*TASK INSTRUCTIONS*
Report how many lines in the records below contain the word "типа". Give only the number.

*DATA ROWS*
* * *

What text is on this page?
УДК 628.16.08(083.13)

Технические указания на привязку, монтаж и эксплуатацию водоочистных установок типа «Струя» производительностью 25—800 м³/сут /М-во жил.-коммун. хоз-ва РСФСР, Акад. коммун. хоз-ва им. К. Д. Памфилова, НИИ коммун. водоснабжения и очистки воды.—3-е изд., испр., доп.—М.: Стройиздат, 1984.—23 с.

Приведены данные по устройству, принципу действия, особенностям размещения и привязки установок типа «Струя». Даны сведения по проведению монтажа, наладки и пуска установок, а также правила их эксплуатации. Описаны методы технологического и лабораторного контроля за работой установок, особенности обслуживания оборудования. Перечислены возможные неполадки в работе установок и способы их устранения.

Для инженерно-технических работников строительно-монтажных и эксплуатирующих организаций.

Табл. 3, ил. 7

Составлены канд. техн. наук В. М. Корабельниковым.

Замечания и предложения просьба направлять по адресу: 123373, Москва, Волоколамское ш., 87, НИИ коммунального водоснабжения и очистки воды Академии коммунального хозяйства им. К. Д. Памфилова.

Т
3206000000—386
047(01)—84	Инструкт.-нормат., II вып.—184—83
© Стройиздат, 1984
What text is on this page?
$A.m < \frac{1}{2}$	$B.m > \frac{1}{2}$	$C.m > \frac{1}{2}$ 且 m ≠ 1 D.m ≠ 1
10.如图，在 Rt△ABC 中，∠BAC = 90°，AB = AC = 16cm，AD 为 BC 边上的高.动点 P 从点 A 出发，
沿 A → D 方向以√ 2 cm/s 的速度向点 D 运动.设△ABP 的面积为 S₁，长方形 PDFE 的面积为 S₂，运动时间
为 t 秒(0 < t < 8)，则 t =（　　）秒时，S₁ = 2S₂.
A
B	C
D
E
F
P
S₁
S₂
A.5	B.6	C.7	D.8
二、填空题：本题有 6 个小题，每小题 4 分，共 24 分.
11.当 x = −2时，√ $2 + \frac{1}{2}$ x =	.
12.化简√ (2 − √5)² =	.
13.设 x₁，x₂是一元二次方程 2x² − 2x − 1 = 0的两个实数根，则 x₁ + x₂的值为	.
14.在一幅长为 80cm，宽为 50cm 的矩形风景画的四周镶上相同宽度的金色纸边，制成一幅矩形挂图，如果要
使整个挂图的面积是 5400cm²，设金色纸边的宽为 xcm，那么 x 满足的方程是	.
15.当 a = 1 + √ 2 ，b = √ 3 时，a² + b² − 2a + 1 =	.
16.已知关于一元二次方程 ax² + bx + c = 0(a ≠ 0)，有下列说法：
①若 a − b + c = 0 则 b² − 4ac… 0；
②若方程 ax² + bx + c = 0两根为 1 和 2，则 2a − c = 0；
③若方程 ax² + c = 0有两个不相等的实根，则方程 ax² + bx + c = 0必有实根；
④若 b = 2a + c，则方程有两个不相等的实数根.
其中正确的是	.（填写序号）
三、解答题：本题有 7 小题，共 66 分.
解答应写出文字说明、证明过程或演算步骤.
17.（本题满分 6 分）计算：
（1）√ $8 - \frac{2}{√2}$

* * *

*SOLUTION FOR THIS PROBLEM*
2